***** Supplied material *****
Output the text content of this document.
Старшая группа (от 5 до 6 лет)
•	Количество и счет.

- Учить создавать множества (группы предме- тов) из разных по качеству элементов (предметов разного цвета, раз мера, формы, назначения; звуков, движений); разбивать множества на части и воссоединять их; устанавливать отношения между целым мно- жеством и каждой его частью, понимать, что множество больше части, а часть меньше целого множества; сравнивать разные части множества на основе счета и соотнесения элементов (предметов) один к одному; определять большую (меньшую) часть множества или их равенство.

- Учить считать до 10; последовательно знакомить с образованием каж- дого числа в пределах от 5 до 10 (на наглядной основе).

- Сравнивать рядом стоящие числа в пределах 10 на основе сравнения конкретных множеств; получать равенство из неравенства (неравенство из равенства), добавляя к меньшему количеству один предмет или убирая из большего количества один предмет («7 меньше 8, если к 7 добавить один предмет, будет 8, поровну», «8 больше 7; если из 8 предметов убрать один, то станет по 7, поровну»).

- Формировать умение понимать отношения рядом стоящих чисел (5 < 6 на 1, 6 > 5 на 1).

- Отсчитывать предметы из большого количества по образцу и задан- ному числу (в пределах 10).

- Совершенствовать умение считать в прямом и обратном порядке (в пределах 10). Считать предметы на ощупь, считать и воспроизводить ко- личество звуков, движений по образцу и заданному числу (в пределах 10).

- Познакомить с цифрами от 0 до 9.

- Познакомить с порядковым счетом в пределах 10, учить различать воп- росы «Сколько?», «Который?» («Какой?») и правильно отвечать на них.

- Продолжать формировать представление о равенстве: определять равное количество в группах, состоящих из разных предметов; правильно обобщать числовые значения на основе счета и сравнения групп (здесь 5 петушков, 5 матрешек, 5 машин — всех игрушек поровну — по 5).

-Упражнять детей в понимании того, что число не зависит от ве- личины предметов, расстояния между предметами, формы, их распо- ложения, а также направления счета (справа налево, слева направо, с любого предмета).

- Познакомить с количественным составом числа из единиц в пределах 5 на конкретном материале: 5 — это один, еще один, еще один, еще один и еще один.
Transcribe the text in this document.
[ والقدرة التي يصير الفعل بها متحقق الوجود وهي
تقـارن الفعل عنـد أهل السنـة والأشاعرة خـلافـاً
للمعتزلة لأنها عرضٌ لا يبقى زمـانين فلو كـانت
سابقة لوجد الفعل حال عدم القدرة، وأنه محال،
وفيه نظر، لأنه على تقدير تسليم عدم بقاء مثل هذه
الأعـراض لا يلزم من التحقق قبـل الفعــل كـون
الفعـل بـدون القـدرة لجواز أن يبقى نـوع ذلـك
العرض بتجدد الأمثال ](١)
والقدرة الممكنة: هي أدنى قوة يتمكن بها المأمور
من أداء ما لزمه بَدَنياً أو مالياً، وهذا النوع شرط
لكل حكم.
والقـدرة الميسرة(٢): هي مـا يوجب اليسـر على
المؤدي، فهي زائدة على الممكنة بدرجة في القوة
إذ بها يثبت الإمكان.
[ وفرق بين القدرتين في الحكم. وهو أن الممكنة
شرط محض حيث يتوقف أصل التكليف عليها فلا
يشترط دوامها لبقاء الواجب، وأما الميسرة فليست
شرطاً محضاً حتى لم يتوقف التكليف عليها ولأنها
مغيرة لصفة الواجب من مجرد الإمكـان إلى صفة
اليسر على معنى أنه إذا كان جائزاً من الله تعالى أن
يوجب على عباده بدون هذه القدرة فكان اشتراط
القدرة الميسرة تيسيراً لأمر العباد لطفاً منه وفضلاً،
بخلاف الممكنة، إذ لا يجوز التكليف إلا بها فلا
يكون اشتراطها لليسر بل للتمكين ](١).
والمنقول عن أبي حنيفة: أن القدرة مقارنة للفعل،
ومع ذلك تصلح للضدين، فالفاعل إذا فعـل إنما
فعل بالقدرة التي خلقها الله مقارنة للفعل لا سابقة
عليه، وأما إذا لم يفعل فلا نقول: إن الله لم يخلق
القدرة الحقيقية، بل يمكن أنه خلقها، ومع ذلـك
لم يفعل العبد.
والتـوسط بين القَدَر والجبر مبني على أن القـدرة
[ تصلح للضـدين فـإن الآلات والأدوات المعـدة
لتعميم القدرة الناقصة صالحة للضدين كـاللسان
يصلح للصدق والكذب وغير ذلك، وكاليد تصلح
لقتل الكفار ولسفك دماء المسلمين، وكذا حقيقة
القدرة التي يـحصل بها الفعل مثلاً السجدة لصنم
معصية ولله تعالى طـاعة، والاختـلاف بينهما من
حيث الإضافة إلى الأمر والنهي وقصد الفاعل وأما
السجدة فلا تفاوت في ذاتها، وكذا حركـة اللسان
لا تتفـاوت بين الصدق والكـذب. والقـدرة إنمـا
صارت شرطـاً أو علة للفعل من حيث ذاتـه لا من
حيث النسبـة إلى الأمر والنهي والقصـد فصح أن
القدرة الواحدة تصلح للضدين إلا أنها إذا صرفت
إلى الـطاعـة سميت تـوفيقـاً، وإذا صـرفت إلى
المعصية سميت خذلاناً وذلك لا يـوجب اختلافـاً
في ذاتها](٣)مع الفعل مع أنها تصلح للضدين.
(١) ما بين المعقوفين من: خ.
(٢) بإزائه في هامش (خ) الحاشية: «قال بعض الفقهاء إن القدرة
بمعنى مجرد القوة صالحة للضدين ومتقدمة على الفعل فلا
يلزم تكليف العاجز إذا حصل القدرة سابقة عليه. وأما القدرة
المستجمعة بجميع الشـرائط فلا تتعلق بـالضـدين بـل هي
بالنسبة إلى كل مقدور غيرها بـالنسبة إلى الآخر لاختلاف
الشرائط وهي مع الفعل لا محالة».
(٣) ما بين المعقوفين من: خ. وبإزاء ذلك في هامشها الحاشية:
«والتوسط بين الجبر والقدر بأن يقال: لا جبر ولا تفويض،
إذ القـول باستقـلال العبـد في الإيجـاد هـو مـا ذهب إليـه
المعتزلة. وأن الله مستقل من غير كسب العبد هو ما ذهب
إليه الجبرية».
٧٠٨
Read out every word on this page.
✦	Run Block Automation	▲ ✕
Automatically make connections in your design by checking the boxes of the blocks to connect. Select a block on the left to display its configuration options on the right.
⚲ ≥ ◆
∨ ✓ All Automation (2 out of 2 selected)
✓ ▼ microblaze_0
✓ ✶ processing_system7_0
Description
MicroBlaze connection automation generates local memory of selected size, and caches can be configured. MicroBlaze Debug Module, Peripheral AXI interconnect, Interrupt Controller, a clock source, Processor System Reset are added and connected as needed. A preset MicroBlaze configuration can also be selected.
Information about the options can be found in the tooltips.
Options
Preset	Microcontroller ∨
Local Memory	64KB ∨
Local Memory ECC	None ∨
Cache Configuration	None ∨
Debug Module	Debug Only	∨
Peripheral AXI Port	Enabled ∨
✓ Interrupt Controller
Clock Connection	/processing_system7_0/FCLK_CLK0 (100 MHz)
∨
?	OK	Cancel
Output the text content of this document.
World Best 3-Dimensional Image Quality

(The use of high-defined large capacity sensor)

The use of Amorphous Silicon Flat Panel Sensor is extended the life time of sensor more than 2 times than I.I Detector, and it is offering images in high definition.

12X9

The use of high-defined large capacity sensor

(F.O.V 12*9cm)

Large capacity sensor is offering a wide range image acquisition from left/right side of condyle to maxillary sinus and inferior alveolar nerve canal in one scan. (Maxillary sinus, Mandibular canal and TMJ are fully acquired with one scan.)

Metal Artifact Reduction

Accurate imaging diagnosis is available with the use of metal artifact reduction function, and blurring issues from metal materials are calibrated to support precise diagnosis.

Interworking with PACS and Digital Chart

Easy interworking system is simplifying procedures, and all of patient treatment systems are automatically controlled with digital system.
*****
__Stated exercise__.
Retype the data exactly as given.

__Result for this task__.
Output the text content of this document.
Старшая группа (от 5 до 6 лет)
•	Количество и счет.

- Учить создавать множества (группы предме- тов) из разных по качеству элементов (предметов разного цвета, раз мера, формы, назначения; звуков, движений); разбивать множества на части и воссоединять их; устанавливать отношения между целым мно- жеством и каждой его частью, понимать, что множество больше части, а часть меньше целого множества; сравнивать разные части множества на основе счета и соотнесения элементов (предметов) один к одному; определять большую (меньшую) часть множества или их равенство.

- Учить считать до 10; последовательно знакомить с образованием каж- дого числа в пределах от 5 до 10 (на наглядной основе).

- Сравнивать рядом стоящие числа в пределах 10 на основе сравнения конкретных множеств; получать равенство из неравенства (неравенство из равенства), добавляя к меньшему количеству один предмет или убирая из большего количества один предмет («7 меньше 8, если к 7 добавить один предмет, будет 8, поровну», «8 больше 7; если из 8 предметов убрать один, то станет по 7, поровну»).

- Формировать умение понимать отношения рядом стоящих чисел (5 < 6 на 1, 6 > 5 на 1).

- Отсчитывать предметы из большого количества по образцу и задан- ному числу (в пределах 10).

- Совершенствовать умение считать в прямом и обратном порядке (в пределах 10). Считать предметы на ощупь, считать и воспроизводить ко- личество звуков, движений по образцу и заданному числу (в пределах 10).

- Познакомить с цифрами от 0 до 9.

- Познакомить с порядковым счетом в пределах 10, учить различать воп- росы «Сколько?», «Который?» («Какой?») и правильно отвечать на них.

- Продолжать формировать представление о равенстве: определять равное количество в группах, состоящих из разных предметов; правильно обобщать числовые значения на основе счета и сравнения групп (здесь 5 петушков, 5 матрешек, 5 машин — всех игрушек поровну — по 5).

-Упражнять детей в понимании того, что число не зависит от ве- личины предметов, расстояния между предметами, формы, их распо- ложения, а также направления счета (справа налево, слева направо, с любого предмета).

- Познакомить с количественным составом числа из единиц в пределах 5 на конкретном материале: 5 — это один, еще один, еще один, еще один и еще один.
Transcribe the text in this document.
[ والقدرة التي يصير الفعل بها متحقق الوجود وهي
تقـارن الفعل عنـد أهل السنـة والأشاعرة خـلافـاً
للمعتزلة لأنها عرضٌ لا يبقى زمـانين فلو كـانت
سابقة لوجد الفعل حال عدم القدرة، وأنه محال،
وفيه نظر، لأنه على تقدير تسليم عدم بقاء مثل هذه
الأعـراض لا يلزم من التحقق قبـل الفعــل كـون
الفعـل بـدون القـدرة لجواز أن يبقى نـوع ذلـك
العرض بتجدد الأمثال ](١)
والقدرة الممكنة: هي أدنى قوة يتمكن بها المأمور
من أداء ما لزمه بَدَنياً أو مالياً، وهذا النوع شرط
لكل حكم.
والقـدرة الميسرة(٢): هي مـا يوجب اليسـر على
المؤدي، فهي زائدة على الممكنة بدرجة في القوة
إذ بها يثبت الإمكان.
[ وفرق بين القدرتين في الحكم. وهو أن الممكنة
شرط محض حيث يتوقف أصل التكليف عليها فلا
يشترط دوامها لبقاء الواجب، وأما الميسرة فليست
شرطاً محضاً حتى لم يتوقف التكليف عليها ولأنها
مغيرة لصفة الواجب من مجرد الإمكـان إلى صفة
اليسر على معنى أنه إذا كان جائزاً من الله تعالى أن
يوجب على عباده بدون هذه القدرة فكان اشتراط
القدرة الميسرة تيسيراً لأمر العباد لطفاً منه وفضلاً،
بخلاف الممكنة، إذ لا يجوز التكليف إلا بها فلا
يكون اشتراطها لليسر بل للتمكين ](١).
والمنقول عن أبي حنيفة: أن القدرة مقارنة للفعل،
ومع ذلك تصلح للضدين، فالفاعل إذا فعـل إنما
فعل بالقدرة التي خلقها الله مقارنة للفعل لا سابقة
عليه، وأما إذا لم يفعل فلا نقول: إن الله لم يخلق
القدرة الحقيقية، بل يمكن أنه خلقها، ومع ذلـك
لم يفعل العبد.
والتـوسط بين القَدَر والجبر مبني على أن القـدرة
[ تصلح للضـدين فـإن الآلات والأدوات المعـدة
لتعميم القدرة الناقصة صالحة للضدين كـاللسان
يصلح للصدق والكذب وغير ذلك، وكاليد تصلح
لقتل الكفار ولسفك دماء المسلمين، وكذا حقيقة
القدرة التي يـحصل بها الفعل مثلاً السجدة لصنم
معصية ولله تعالى طـاعة، والاختـلاف بينهما من
حيث الإضافة إلى الأمر والنهي وقصد الفاعل وأما
السجدة فلا تفاوت في ذاتها، وكذا حركـة اللسان
لا تتفـاوت بين الصدق والكـذب. والقـدرة إنمـا
صارت شرطـاً أو علة للفعل من حيث ذاتـه لا من
حيث النسبـة إلى الأمر والنهي والقصـد فصح أن
القدرة الواحدة تصلح للضدين إلا أنها إذا صرفت
إلى الـطاعـة سميت تـوفيقـاً، وإذا صـرفت إلى
المعصية سميت خذلاناً وذلك لا يـوجب اختلافـاً
في ذاتها](٣)مع الفعل مع أنها تصلح للضدين.
(١) ما بين المعقوفين من: خ.
(٢) بإزائه في هامش (خ) الحاشية: «قال بعض الفقهاء إن القدرة
بمعنى مجرد القوة صالحة للضدين ومتقدمة على الفعل فلا
يلزم تكليف العاجز إذا حصل القدرة سابقة عليه. وأما القدرة
المستجمعة بجميع الشـرائط فلا تتعلق بـالضـدين بـل هي
بالنسبة إلى كل مقدور غيرها بـالنسبة إلى الآخر لاختلاف
الشرائط وهي مع الفعل لا محالة».
(٣) ما بين المعقوفين من: خ. وبإزاء ذلك في هامشها الحاشية:
«والتوسط بين الجبر والقدر بأن يقال: لا جبر ولا تفويض،
إذ القـول باستقـلال العبـد في الإيجـاد هـو مـا ذهب إليـه
المعتزلة. وأن الله مستقل من غير كسب العبد هو ما ذهب
إليه الجبرية».
٧٠٨
Read out every word on this page.
✦	Run Block Automation	▲ ✕
Automatically make connections in your design by checking the boxes of the blocks to connect. Select a block on the left to display its configuration options on the right.
⚲ ≥ ◆
∨ ✓ All Automation (2 out of 2 selected)
✓ ▼ microblaze_0
✓ ✶ processing_system7_0
Description
MicroBlaze connection automation generates local memory of selected size, and caches can be configured. MicroBlaze Debug Module, Peripheral AXI interconnect, Interrupt Controller, a clock source, Processor System Reset are added and connected as needed. A preset MicroBlaze configuration can also be selected.
Information about the options can be found in the tooltips.
Options
Preset	Microcontroller ∨
Local Memory	64KB ∨
Local Memory ECC	None ∨
Cache Configuration	None ∨
Debug Module	Debug Only	∨
Peripheral AXI Port	Enabled ∨
✓ Interrupt Controller
Clock Connection	/processing_system7_0/FCLK_CLK0 (100 MHz)
∨
?	OK	Cancel
Output the text content of this document.
World Best 3-Dimensional Image Quality

(The use of high-defined large capacity sensor)

The use of Amorphous Silicon Flat Panel Sensor is extended the life time of sensor more than 2 times than I.I Detector, and it is offering images in high definition.

12X9

The use of high-defined large capacity sensor

(F.O.V 12*9cm)

Large capacity sensor is offering a wide range image acquisition from left/right side of condyle to maxillary sinus and inferior alveolar nerve canal in one scan. (Maxillary sinus, Mandibular canal and TMJ are fully acquired with one scan.)

Metal Artifact Reduction

Accurate imaging diagnosis is available with the use of metal artifact reduction function, and blurring issues from metal materials are calibrated to support precise diagnosis.

Interworking with PACS and Digital Chart

Easy interworking system is simplifying procedures, and all of patient treatment systems are automatically controlled with digital system.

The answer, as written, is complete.